** Work to be completed **
Return the lines where the word "this" occurs.

* START *

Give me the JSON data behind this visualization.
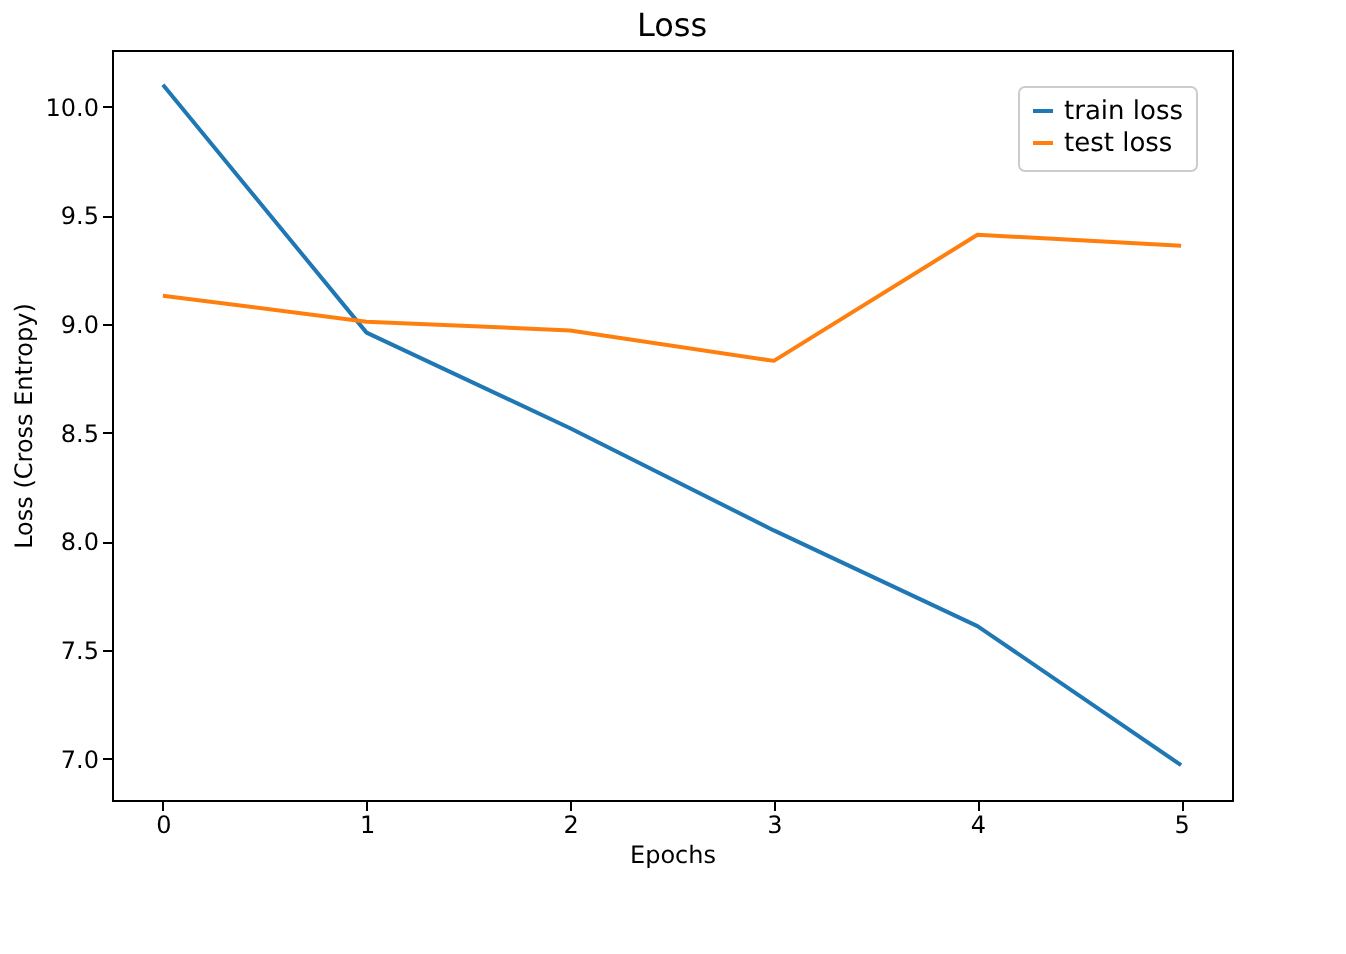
{
  "chart_data": {
    "type": "line",
    "title": "Loss",
    "xlabel": "Epochs",
    "ylabel": "Loss (Cross Entropy)",
    "x": [
      0,
      1,
      2,
      3,
      4,
      5
    ],
    "series": [
      {
        "name": "train loss",
        "color": "#1f77b4",
        "values": [
          10.1,
          8.96,
          8.52,
          8.05,
          7.61,
          6.97
        ]
      },
      {
        "name": "test loss",
        "color": "#ff7f0e",
        "values": [
          9.13,
          9.01,
          8.97,
          8.83,
          9.41,
          9.36
        ]
      }
    ],
    "xlim": [
      -0.25,
      5.25
    ],
    "ylim": [
      6.81,
      10.26
    ],
    "xticks": [
      0,
      1,
      2,
      3,
      4,
      5
    ],
    "yticks": [
      {
        "value": 7,
        "label": "7.0"
      },
      {
        "value": 7.5,
        "label": "7.5"
      },
      {
        "value": 8,
        "label": "8.0"
      },
      {
        "value": 8.5,
        "label": "8.5"
      },
      {
        "value": 9,
        "label": "9.0"
      },
      {
        "value": 9.5,
        "label": "9.5"
      },
      {
        "value": 10,
        "label": "10.0"
      }
    ],
    "grid": false,
    "legend": "top right",
    "marker": "none",
    "line_style": "solid"
  }
}
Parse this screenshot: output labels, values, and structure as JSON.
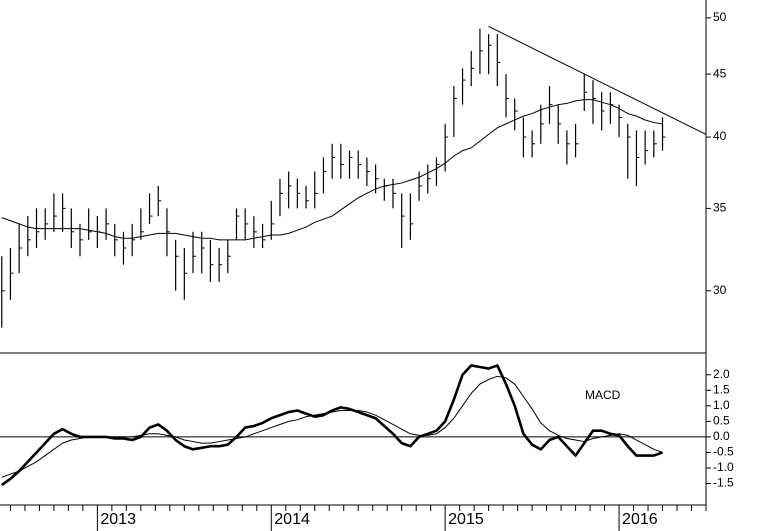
{
  "chart_data": [
    {
      "type": "ohlc",
      "x": [
        2012.45,
        2012.5,
        2012.55,
        2012.6,
        2012.65,
        2012.7,
        2012.75,
        2012.8,
        2012.85,
        2012.9,
        2012.95,
        2013.0,
        2013.05,
        2013.1,
        2013.15,
        2013.2,
        2013.25,
        2013.3,
        2013.35,
        2013.4,
        2013.45,
        2013.5,
        2013.55,
        2013.6,
        2013.65,
        2013.7,
        2013.75,
        2013.8,
        2013.85,
        2013.9,
        2013.95,
        2014.0,
        2014.05,
        2014.1,
        2014.15,
        2014.2,
        2014.25,
        2014.3,
        2014.35,
        2014.4,
        2014.45,
        2014.5,
        2014.55,
        2014.6,
        2014.65,
        2014.7,
        2014.75,
        2014.8,
        2014.85,
        2014.9,
        2014.95,
        2015.0,
        2015.05,
        2015.1,
        2015.15,
        2015.2,
        2015.25,
        2015.3,
        2015.35,
        2015.4,
        2015.45,
        2015.5,
        2015.55,
        2015.6,
        2015.65,
        2015.7,
        2015.75,
        2015.8,
        2015.85,
        2015.9,
        2015.95,
        2016.0,
        2016.05,
        2016.1,
        2016.15,
        2016.2,
        2016.25
      ],
      "high": [
        32,
        32.5,
        34,
        34.5,
        35,
        35,
        36,
        36,
        35,
        34,
        35,
        34.5,
        35,
        34,
        33.5,
        34,
        35,
        36,
        36.5,
        35,
        33,
        32.5,
        33.5,
        33.5,
        33,
        32.5,
        33,
        35,
        35,
        34.5,
        34,
        35.5,
        37,
        37.5,
        37,
        36.5,
        37.5,
        38.5,
        39.5,
        39.5,
        39,
        39,
        38.5,
        38,
        37,
        37,
        36,
        36,
        37.5,
        38,
        38.5,
        41,
        44,
        45.5,
        47,
        49,
        48.5,
        48.5,
        45,
        43,
        41.5,
        40.5,
        42.5,
        44,
        42.5,
        40.5,
        41,
        45,
        44.5,
        43.5,
        43.5,
        42.5,
        41,
        40.5,
        40.5,
        40.5,
        41.5
      ],
      "low": [
        28,
        29.5,
        31,
        32,
        32.5,
        33,
        33.5,
        33.5,
        32.5,
        32,
        33,
        32.5,
        33,
        32,
        31.5,
        32,
        33,
        34,
        34.5,
        32,
        30,
        29.5,
        31,
        31,
        30.5,
        30.5,
        31,
        33,
        33,
        32.5,
        32.5,
        33,
        34.5,
        35,
        35,
        35,
        35,
        36,
        37,
        37,
        37,
        37,
        36.5,
        36,
        35.5,
        35,
        32.5,
        33,
        35.5,
        36,
        36.5,
        37.5,
        40,
        42.5,
        44,
        45,
        45,
        44,
        41.5,
        40.5,
        38.5,
        38.5,
        39.5,
        41,
        39.5,
        38,
        38.5,
        42,
        41,
        40.5,
        41,
        40,
        37,
        36.5,
        38,
        38.5,
        39
      ],
      "close": [
        30,
        31,
        32.5,
        33,
        33.5,
        34,
        34.5,
        35,
        33.5,
        33,
        33.5,
        33.5,
        34,
        33,
        32.5,
        33,
        33.5,
        34.5,
        35.5,
        33.5,
        32,
        31,
        32,
        32.5,
        31.5,
        31.5,
        32,
        34.5,
        34,
        33.5,
        33,
        34,
        36,
        36.5,
        36,
        35.5,
        36,
        37.5,
        38.5,
        38,
        38.5,
        38,
        37.5,
        37,
        36.5,
        36,
        34.5,
        34,
        36.5,
        37,
        38,
        40,
        43,
        44.5,
        45.5,
        47,
        47.5,
        46,
        43,
        42,
        40,
        39.5,
        41,
        42.5,
        41,
        39.5,
        39.5,
        43.5,
        43,
        42,
        42.5,
        41.5,
        40,
        38.5,
        39,
        39.5,
        40
      ],
      "ma": [
        34.4,
        34.2,
        34,
        33.8,
        33.7,
        33.7,
        33.7,
        33.7,
        33.7,
        33.7,
        33.6,
        33.5,
        33.4,
        33.2,
        33.1,
        33.1,
        33.2,
        33.3,
        33.4,
        33.4,
        33.4,
        33.3,
        33.2,
        33.1,
        33.1,
        33,
        33,
        33,
        33,
        33.1,
        33.2,
        33.3,
        33.3,
        33.4,
        33.6,
        33.8,
        34.1,
        34.3,
        34.5,
        34.9,
        35.3,
        35.7,
        36,
        36.3,
        36.5,
        36.6,
        36.7,
        36.9,
        37.1,
        37.4,
        37.7,
        38.1,
        38.6,
        39,
        39.2,
        39.7,
        40.2,
        40.7,
        41,
        41.3,
        41.6,
        41.8,
        42.1,
        42.3,
        42.5,
        42.6,
        42.8,
        42.9,
        42.9,
        42.7,
        42.5,
        42.2,
        41.8,
        41.6,
        41.3,
        41.1,
        41
      ],
      "trendline": {
        "x": [
          2015.25,
          2016.5
        ],
        "values": [
          49.2,
          40.2
        ]
      },
      "color": "#000000",
      "log_scale": true,
      "xlim": [
        2012.44,
        2016.5
      ],
      "ylim": [
        26.7,
        51.7
      ],
      "yticks": [
        30,
        35,
        40,
        45,
        50
      ]
    },
    {
      "type": "line",
      "label": "MACD",
      "x": [
        2012.45,
        2012.5,
        2012.55,
        2012.6,
        2012.65,
        2012.7,
        2012.75,
        2012.8,
        2012.85,
        2012.9,
        2012.95,
        2013.0,
        2013.05,
        2013.1,
        2013.15,
        2013.2,
        2013.25,
        2013.3,
        2013.35,
        2013.4,
        2013.45,
        2013.5,
        2013.55,
        2013.6,
        2013.65,
        2013.7,
        2013.75,
        2013.8,
        2013.85,
        2013.9,
        2013.95,
        2014.0,
        2014.05,
        2014.1,
        2014.15,
        2014.2,
        2014.25,
        2014.3,
        2014.35,
        2014.4,
        2014.45,
        2014.5,
        2014.55,
        2014.6,
        2014.65,
        2014.7,
        2014.75,
        2014.8,
        2014.85,
        2014.9,
        2014.95,
        2015.0,
        2015.05,
        2015.1,
        2015.15,
        2015.2,
        2015.25,
        2015.3,
        2015.35,
        2015.4,
        2015.45,
        2015.5,
        2015.55,
        2015.6,
        2015.65,
        2015.7,
        2015.75,
        2015.8,
        2015.85,
        2015.9,
        2015.95,
        2016.0,
        2016.05,
        2016.1,
        2016.15,
        2016.2,
        2016.25
      ],
      "series": [
        {
          "color": "#000000",
          "width": 2.6,
          "values": [
            -1.55,
            -1.35,
            -1.1,
            -0.8,
            -0.5,
            -0.2,
            0.1,
            0.25,
            0.1,
            0,
            0,
            0,
            0,
            -0.05,
            -0.05,
            -0.1,
            0,
            0.3,
            0.4,
            0.2,
            -0.1,
            -0.3,
            -0.4,
            -0.35,
            -0.3,
            -0.3,
            -0.25,
            0,
            0.3,
            0.35,
            0.45,
            0.6,
            0.7,
            0.8,
            0.85,
            0.75,
            0.65,
            0.7,
            0.85,
            0.95,
            0.9,
            0.8,
            0.7,
            0.6,
            0.35,
            0.1,
            -0.2,
            -0.3,
            0,
            0.1,
            0.2,
            0.5,
            1.2,
            2.0,
            2.3,
            2.25,
            2.2,
            2.3,
            1.7,
            1.0,
            0.1,
            -0.25,
            -0.4,
            -0.1,
            0,
            -0.3,
            -0.6,
            -0.2,
            0.2,
            0.2,
            0.1,
            0.05,
            -0.3,
            -0.6,
            -0.6,
            -0.6,
            -0.5
          ]
        },
        {
          "color": "#000000",
          "width": 1,
          "values": [
            -1.3,
            -1.2,
            -1.1,
            -0.95,
            -0.8,
            -0.6,
            -0.4,
            -0.2,
            -0.1,
            -0.05,
            0,
            0,
            0,
            0,
            0,
            0,
            0.05,
            0.1,
            0.1,
            0.05,
            0,
            -0.1,
            -0.15,
            -0.2,
            -0.2,
            -0.15,
            -0.1,
            -0.05,
            0,
            0.1,
            0.2,
            0.3,
            0.4,
            0.5,
            0.55,
            0.65,
            0.7,
            0.75,
            0.8,
            0.85,
            0.85,
            0.85,
            0.8,
            0.7,
            0.55,
            0.4,
            0.25,
            0.1,
            0.05,
            0.05,
            0.1,
            0.3,
            0.6,
            1.0,
            1.4,
            1.7,
            1.85,
            1.95,
            1.9,
            1.7,
            1.3,
            0.9,
            0.45,
            0.2,
            0.05,
            -0.05,
            -0.1,
            -0.15,
            -0.05,
            0,
            0.05,
            0.1,
            0.05,
            -0.1,
            -0.25,
            -0.4,
            -0.5
          ]
        }
      ],
      "xlim": [
        2012.44,
        2016.5
      ],
      "xticks": [
        2013,
        2014,
        2015,
        2016
      ],
      "ylim": [
        -2.03,
        2.7
      ],
      "yticks": [
        {
          "value": 2.0,
          "label": "2.0"
        },
        {
          "value": 1.5,
          "label": "1.5"
        },
        {
          "value": 1.0,
          "label": "1.0"
        },
        {
          "value": 0.5,
          "label": "0.5"
        },
        {
          "value": 0.0,
          "label": "0.0"
        },
        {
          "value": -0.5,
          "label": "-0.5"
        },
        {
          "value": -1.0,
          "label": "-1.0"
        },
        {
          "value": -1.5,
          "label": "-1.5"
        }
      ]
    }
  ]
}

* END *

** Correct result **
Give me the JSON data behind this visualization.
Parse this screenshot: output labels, values, and structure as JSON.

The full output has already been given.